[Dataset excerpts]
◆ ◆ ◆ ◆ ◆

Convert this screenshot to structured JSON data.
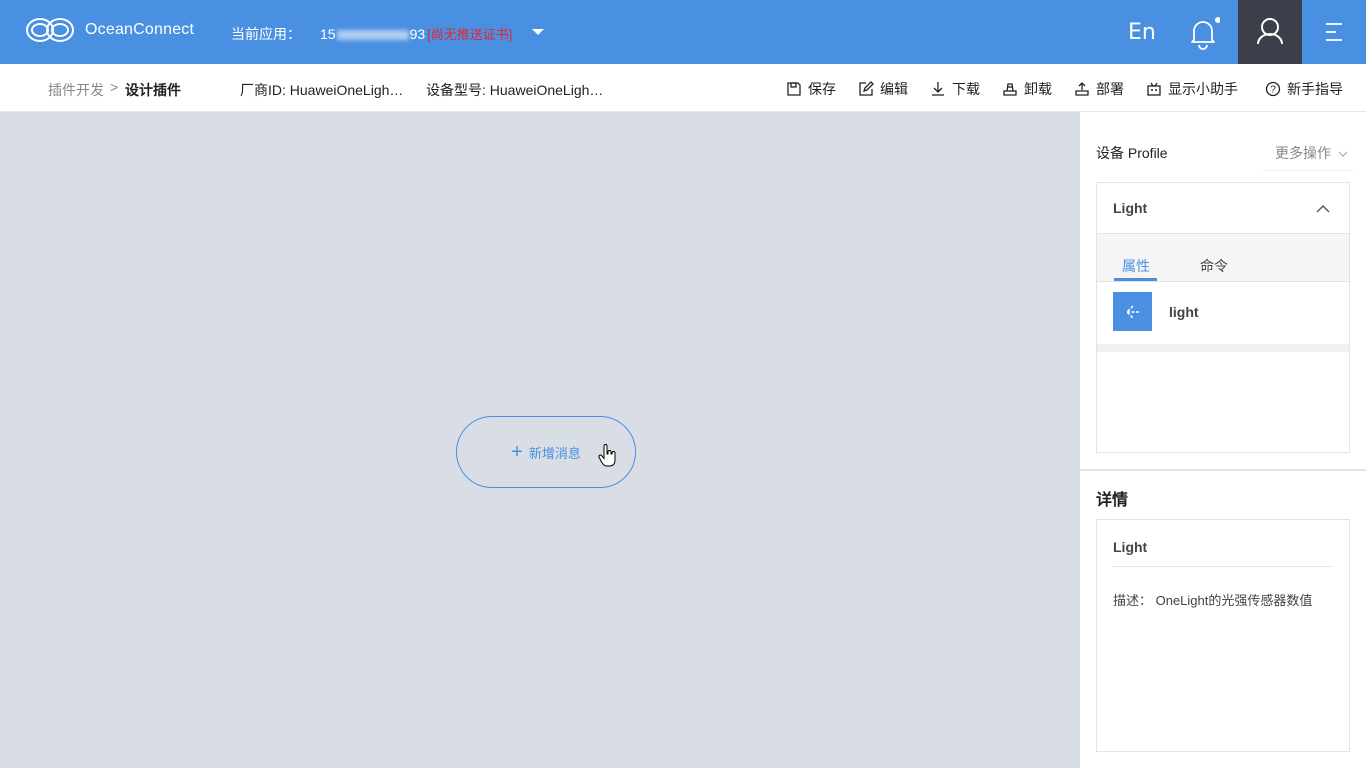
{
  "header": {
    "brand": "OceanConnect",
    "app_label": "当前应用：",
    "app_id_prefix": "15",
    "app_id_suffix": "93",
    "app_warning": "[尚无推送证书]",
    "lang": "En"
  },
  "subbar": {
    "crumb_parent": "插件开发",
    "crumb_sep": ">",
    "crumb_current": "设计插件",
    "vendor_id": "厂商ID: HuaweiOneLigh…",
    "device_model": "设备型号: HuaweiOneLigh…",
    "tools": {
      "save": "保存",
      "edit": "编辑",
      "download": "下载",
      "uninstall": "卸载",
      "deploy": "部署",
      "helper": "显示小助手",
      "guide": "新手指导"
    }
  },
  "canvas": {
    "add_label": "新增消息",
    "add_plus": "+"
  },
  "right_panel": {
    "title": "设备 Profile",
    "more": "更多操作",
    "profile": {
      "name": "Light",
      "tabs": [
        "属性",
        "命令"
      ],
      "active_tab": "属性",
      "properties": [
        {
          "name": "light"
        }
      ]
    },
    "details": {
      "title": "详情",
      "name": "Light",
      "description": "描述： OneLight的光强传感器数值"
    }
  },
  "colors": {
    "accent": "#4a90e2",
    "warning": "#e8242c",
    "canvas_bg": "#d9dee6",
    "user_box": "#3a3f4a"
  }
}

◆ ◆ ◆ ◆ ◆

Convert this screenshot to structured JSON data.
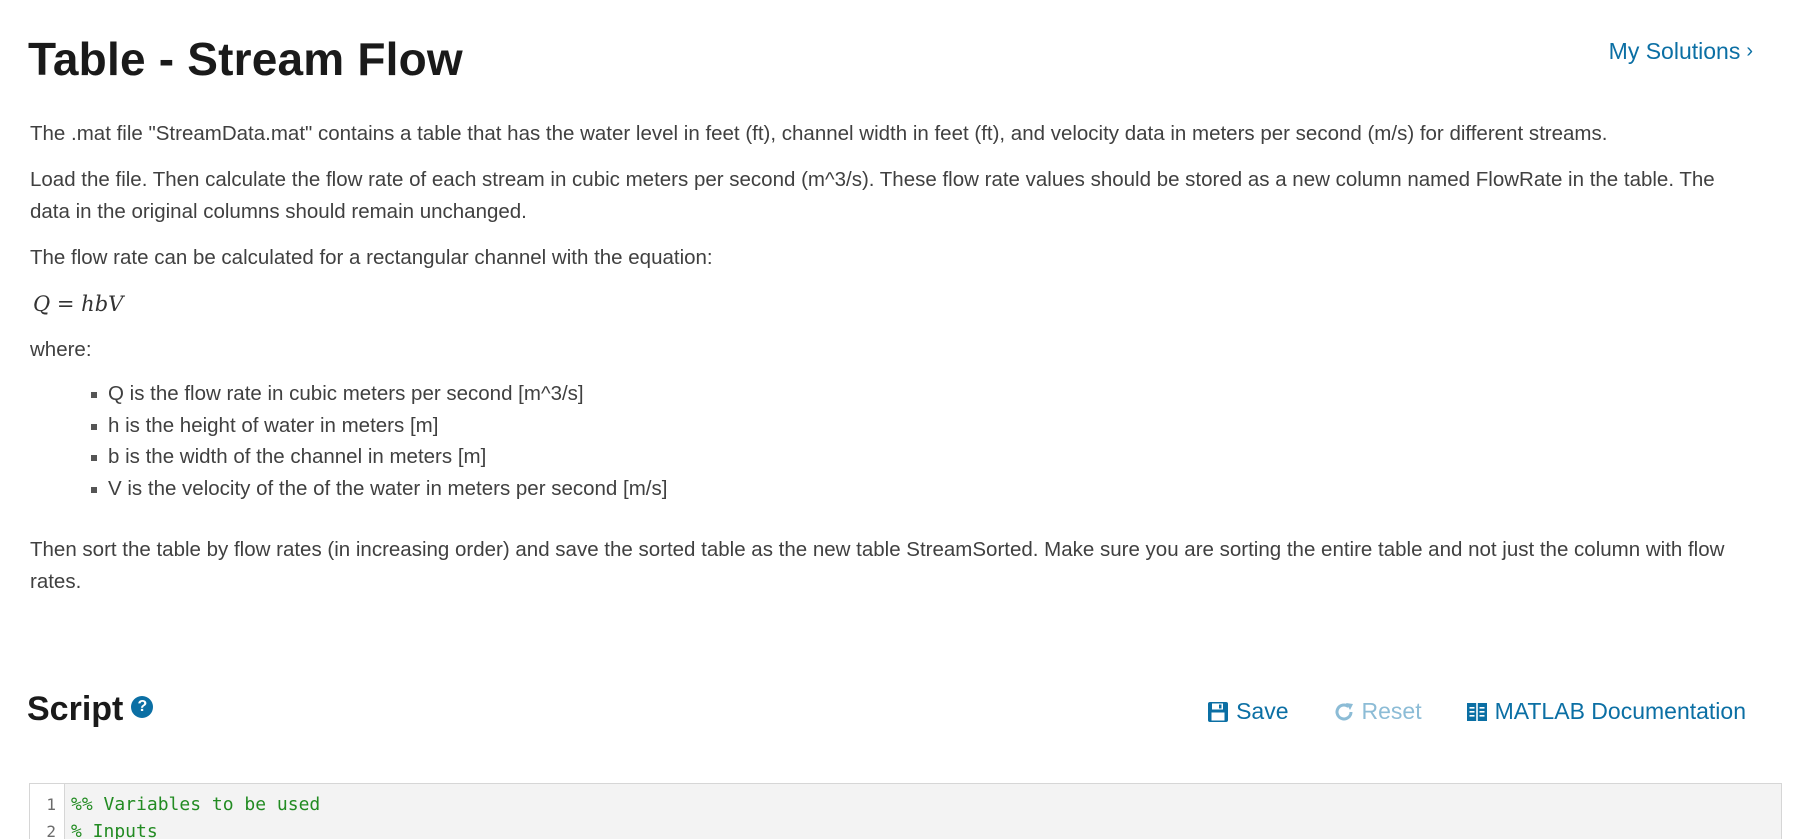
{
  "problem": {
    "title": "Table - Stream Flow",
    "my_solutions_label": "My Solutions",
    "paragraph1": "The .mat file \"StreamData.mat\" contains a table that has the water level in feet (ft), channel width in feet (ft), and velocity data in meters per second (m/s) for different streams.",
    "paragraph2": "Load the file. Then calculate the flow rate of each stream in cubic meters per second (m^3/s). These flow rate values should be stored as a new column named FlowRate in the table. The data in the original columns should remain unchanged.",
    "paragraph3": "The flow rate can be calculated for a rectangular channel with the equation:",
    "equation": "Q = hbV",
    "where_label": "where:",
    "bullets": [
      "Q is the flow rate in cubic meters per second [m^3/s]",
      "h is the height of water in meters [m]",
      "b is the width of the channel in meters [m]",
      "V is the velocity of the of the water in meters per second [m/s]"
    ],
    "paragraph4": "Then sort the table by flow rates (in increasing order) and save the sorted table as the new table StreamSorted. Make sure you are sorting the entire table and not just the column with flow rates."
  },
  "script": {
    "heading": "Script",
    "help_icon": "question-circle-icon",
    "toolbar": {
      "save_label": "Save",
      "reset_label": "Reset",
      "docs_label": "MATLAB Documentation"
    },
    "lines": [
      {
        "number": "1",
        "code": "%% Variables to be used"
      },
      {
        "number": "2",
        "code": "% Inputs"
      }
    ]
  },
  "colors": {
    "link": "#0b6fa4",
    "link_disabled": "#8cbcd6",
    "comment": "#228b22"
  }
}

◆ ◆ ◆ ◆ ◆

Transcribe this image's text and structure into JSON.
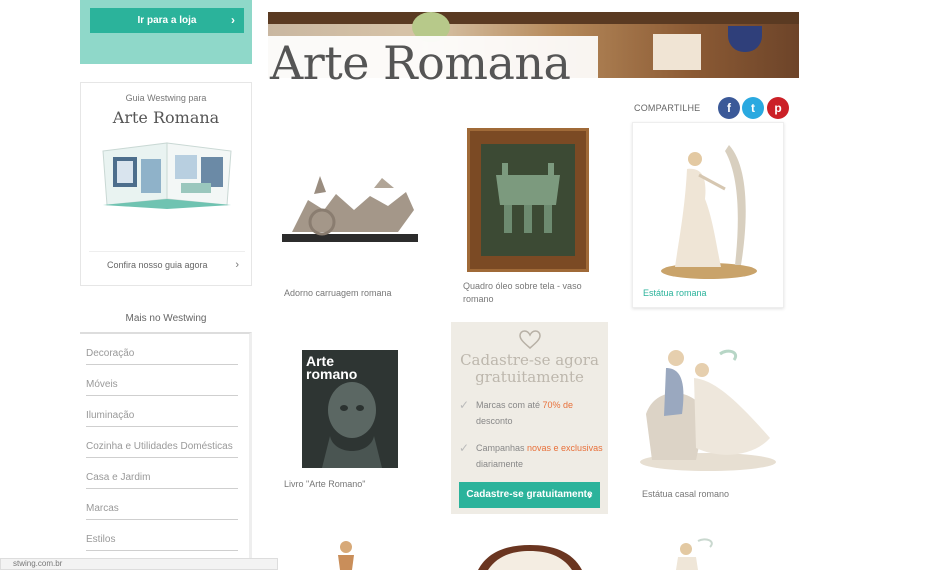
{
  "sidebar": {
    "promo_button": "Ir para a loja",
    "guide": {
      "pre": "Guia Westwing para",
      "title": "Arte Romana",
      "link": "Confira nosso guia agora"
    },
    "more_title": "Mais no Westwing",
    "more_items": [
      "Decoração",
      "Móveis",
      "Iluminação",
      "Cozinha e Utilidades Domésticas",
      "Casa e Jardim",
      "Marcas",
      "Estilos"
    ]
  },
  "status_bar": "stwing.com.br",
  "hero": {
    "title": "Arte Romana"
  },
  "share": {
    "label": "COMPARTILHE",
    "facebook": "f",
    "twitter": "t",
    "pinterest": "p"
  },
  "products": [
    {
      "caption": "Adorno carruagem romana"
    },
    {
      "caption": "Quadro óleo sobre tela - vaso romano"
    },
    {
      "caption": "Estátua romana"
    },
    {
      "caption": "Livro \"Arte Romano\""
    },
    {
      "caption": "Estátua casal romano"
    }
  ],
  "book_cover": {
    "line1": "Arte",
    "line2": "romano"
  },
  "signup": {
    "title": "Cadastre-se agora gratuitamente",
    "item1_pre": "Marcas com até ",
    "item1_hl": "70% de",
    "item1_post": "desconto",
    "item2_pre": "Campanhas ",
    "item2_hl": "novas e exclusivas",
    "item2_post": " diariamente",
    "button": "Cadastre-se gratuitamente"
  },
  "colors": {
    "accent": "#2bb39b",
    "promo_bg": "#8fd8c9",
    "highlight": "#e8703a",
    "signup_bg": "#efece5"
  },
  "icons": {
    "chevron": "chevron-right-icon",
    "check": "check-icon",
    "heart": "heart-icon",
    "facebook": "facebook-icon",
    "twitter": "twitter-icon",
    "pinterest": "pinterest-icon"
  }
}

◆ ◆ ◆ ◆ ◆

From the material above, gather all lines that include the string "water" and copy them.

    "paragraph1": "The .mat file \"StreamData.mat\" contains a table that has the water level in feet (ft), channel width in feet (ft), and velocity data in meters per second (m/s) for different streams.",
      "h is the height of water in meters [m]",
      "V is the velocity of the of the water in meters per second [m/s]"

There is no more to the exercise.